## What is asked
Your task is to transcribe all of the records exactly and leave out the pictures.

(Excerpt from a dataset)
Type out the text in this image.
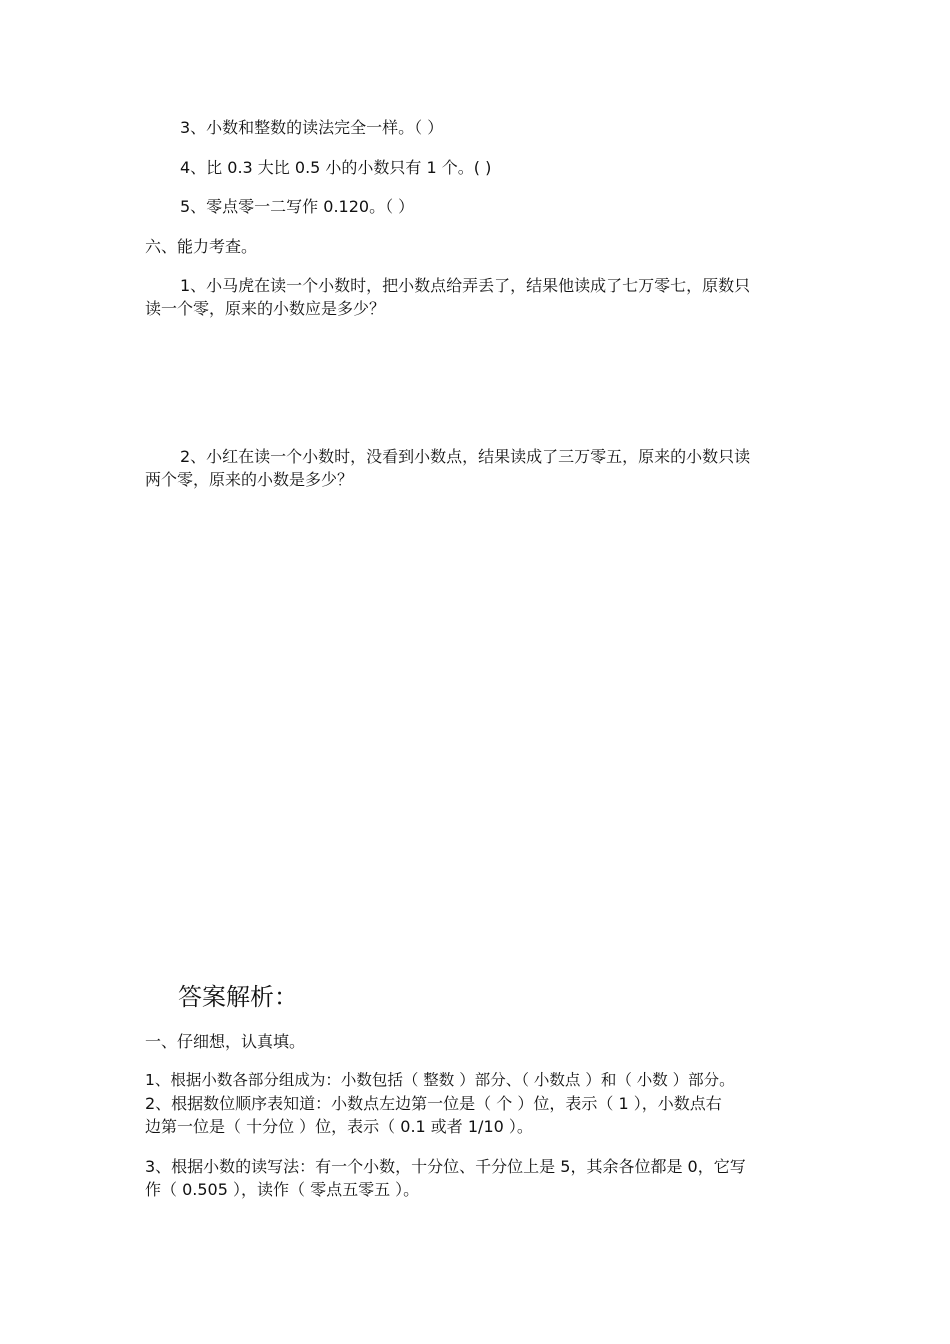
3、小数和整数的读法完全一样。（ ）
4、比 0.3 大比 0.5 小的小数只有 1 个。( )
5、零点零一二写作 0.120。（ ）
六、能力考查。
1、小马虎在读一个小数时，把小数点给弄丢了，结果他读成了七万零七，原数只
读一个零，原来的小数应是多少？
2、小红在读一个小数时，没看到小数点，结果读成了三万零五，原来的小数只读
两个零，原来的小数是多少？
答案解析：
一、仔细想，认真填。
1、根据小数各部分组成为：小数包括（ 整数 ）部分、（ 小数点 ）和（ 小数 ）部分。
2、根据数位顺序表知道：小数点左边第一位是（ 个 ）位，表示（ 1 ），小数点右
边第一位是（ 十分位 ）位，表示（ 0.1 或者 1/10 ）。
3、根据小数的读写法：有一个小数，十分位、千分位上是 5，其余各位都是 0，它写
作（ 0.505 ），读作（ 零点五零五 ）。
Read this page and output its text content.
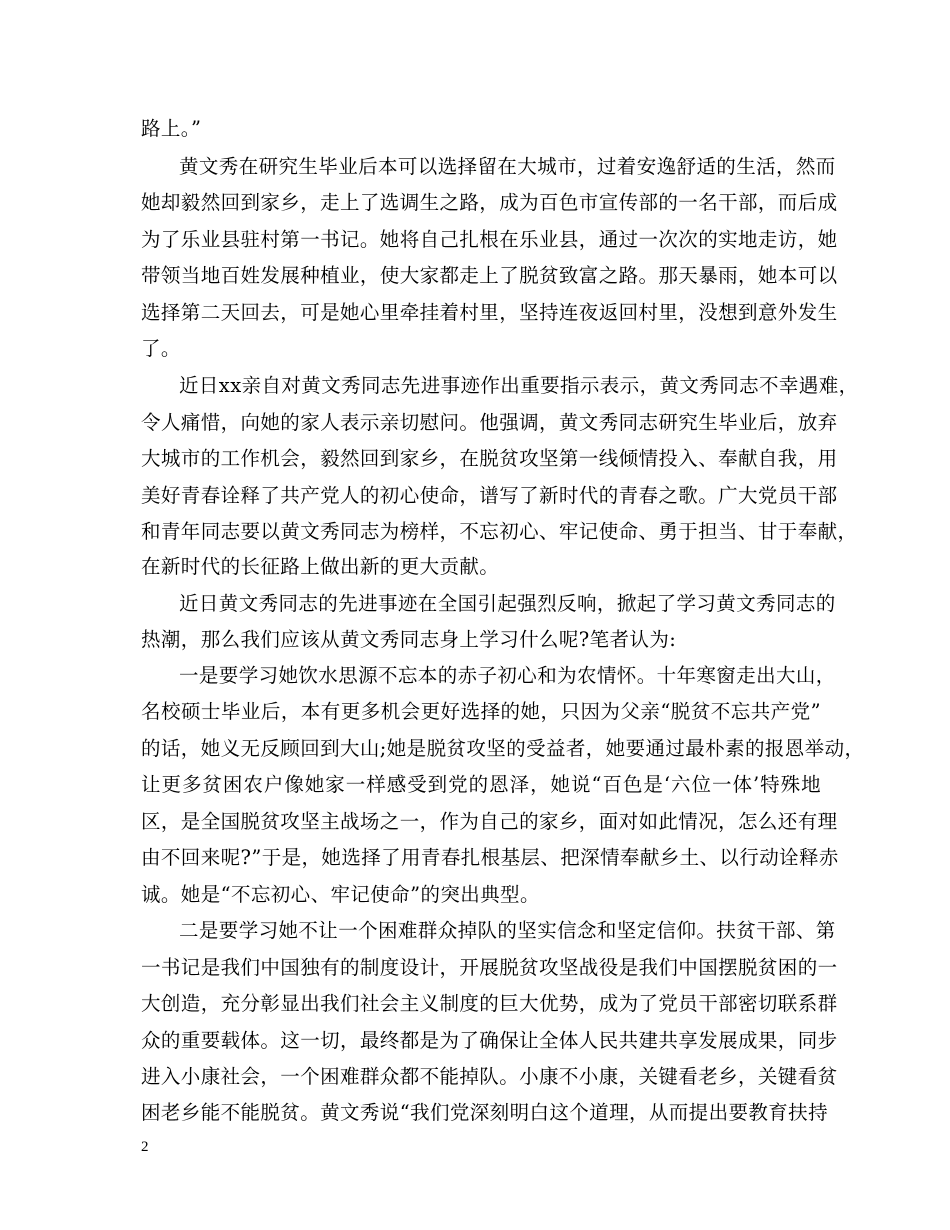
路上。”
黄文秀在研究生毕业后本可以选择留在大城市，过着安逸舒适的生活，然而
她却毅然回到家乡，走上了选调生之路，成为百色市宣传部的一名干部，而后成
为了乐业县驻村第一书记。她将自己扎根在乐业县，通过一次次的实地走访，她
带领当地百姓发展种植业，使大家都走上了脱贫致富之路。那天暴雨，她本可以
选择第二天回去，可是她心里牵挂着村里，坚持连夜返回村里，没想到意外发生
了。
近日xx亲自对黄文秀同志先进事迹作出重要指示表示，黄文秀同志不幸遇难，
令人痛惜，向她的家人表示亲切慰问。他强调，黄文秀同志研究生毕业后，放弃
大城市的工作机会，毅然回到家乡，在脱贫攻坚第一线倾情投入、奉献自我，用
美好青春诠释了共产党人的初心使命，谱写了新时代的青春之歌。广大党员干部
和青年同志要以黄文秀同志为榜样，不忘初心、牢记使命、勇于担当、甘于奉献，
在新时代的长征路上做出新的更大贡献。
近日黄文秀同志的先进事迹在全国引起强烈反响，掀起了学习黄文秀同志的
热潮，那么我们应该从黄文秀同志身上学习什么呢?笔者认为:
一是要学习她饮水思源不忘本的赤子初心和为农情怀。十年寒窗走出大山，
名校硕士毕业后，本有更多机会更好选择的她，只因为父亲“脱贫不忘共产党”
的话，她义无反顾回到大山;她是脱贫攻坚的受益者，她要通过最朴素的报恩举动，
让更多贫困农户像她家一样感受到党的恩泽，她说“百色是‘六位一体’特殊地
区，是全国脱贫攻坚主战场之一，作为自己的家乡，面对如此情况，怎么还有理
由不回来呢?”于是，她选择了用青春扎根基层、把深情奉献乡土、以行动诠释赤
诚。她是“不忘初心、牢记使命”的突出典型。
二是要学习她不让一个困难群众掉队的坚实信念和坚定信仰。扶贫干部、第
一书记是我们中国独有的制度设计，开展脱贫攻坚战役是我们中国摆脱贫困的一
大创造，充分彰显出我们社会主义制度的巨大优势，成为了党员干部密切联系群
众的重要载体。这一切，最终都是为了确保让全体人民共建共享发展成果，同步
进入小康社会，一个困难群众都不能掉队。小康不小康，关键看老乡，关键看贫
困老乡能不能脱贫。黄文秀说“我们党深刻明白这个道理，从而提出要教育扶持
2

## Response for this exercise
Type out the text in this image.
3、小数和整数的读法完全一样。（ ）
4、比 0.3 大比 0.5 小的小数只有 1 个。( )
5、零点零一二写作 0.120。（ ）
六、能力考查。
1、小马虎在读一个小数时，把小数点给弄丢了，结果他读成了七万零七，原数只
读一个零，原来的小数应是多少？
2、小红在读一个小数时，没看到小数点，结果读成了三万零五，原来的小数只读
两个零，原来的小数是多少？
答案解析：
一、仔细想，认真填。
1、根据小数各部分组成为：小数包括（ 整数 ）部分、（ 小数点 ）和（ 小数 ）部分。
2、根据数位顺序表知道：小数点左边第一位是（ 个 ）位，表示（ 1 ），小数点右
边第一位是（ 十分位 ）位，表示（ 0.1 或者 1/10 ）。
3、根据小数的读写法：有一个小数，十分位、千分位上是 5，其余各位都是 0，它写
作（ 0.505 ），读作（ 零点五零五 ）。
Read this page and output its text content.
路上。”
黄文秀在研究生毕业后本可以选择留在大城市，过着安逸舒适的生活，然而
她却毅然回到家乡，走上了选调生之路，成为百色市宣传部的一名干部，而后成
为了乐业县驻村第一书记。她将自己扎根在乐业县，通过一次次的实地走访，她
带领当地百姓发展种植业，使大家都走上了脱贫致富之路。那天暴雨，她本可以
选择第二天回去，可是她心里牵挂着村里，坚持连夜返回村里，没想到意外发生
了。
近日xx亲自对黄文秀同志先进事迹作出重要指示表示，黄文秀同志不幸遇难，
令人痛惜，向她的家人表示亲切慰问。他强调，黄文秀同志研究生毕业后，放弃
大城市的工作机会，毅然回到家乡，在脱贫攻坚第一线倾情投入、奉献自我，用
美好青春诠释了共产党人的初心使命，谱写了新时代的青春之歌。广大党员干部
和青年同志要以黄文秀同志为榜样，不忘初心、牢记使命、勇于担当、甘于奉献，
在新时代的长征路上做出新的更大贡献。
近日黄文秀同志的先进事迹在全国引起强烈反响，掀起了学习黄文秀同志的
热潮，那么我们应该从黄文秀同志身上学习什么呢?笔者认为:
一是要学习她饮水思源不忘本的赤子初心和为农情怀。十年寒窗走出大山，
名校硕士毕业后，本有更多机会更好选择的她，只因为父亲“脱贫不忘共产党”
的话，她义无反顾回到大山;她是脱贫攻坚的受益者，她要通过最朴素的报恩举动，
让更多贫困农户像她家一样感受到党的恩泽，她说“百色是‘六位一体’特殊地
区，是全国脱贫攻坚主战场之一，作为自己的家乡，面对如此情况，怎么还有理
由不回来呢?”于是，她选择了用青春扎根基层、把深情奉献乡土、以行动诠释赤
诚。她是“不忘初心、牢记使命”的突出典型。
二是要学习她不让一个困难群众掉队的坚实信念和坚定信仰。扶贫干部、第
一书记是我们中国独有的制度设计，开展脱贫攻坚战役是我们中国摆脱贫困的一
大创造，充分彰显出我们社会主义制度的巨大优势，成为了党员干部密切联系群
众的重要载体。这一切，最终都是为了确保让全体人民共建共享发展成果，同步
进入小康社会，一个困难群众都不能掉队。小康不小康，关键看老乡，关键看贫
困老乡能不能脱贫。黄文秀说“我们党深刻明白这个道理，从而提出要教育扶持
2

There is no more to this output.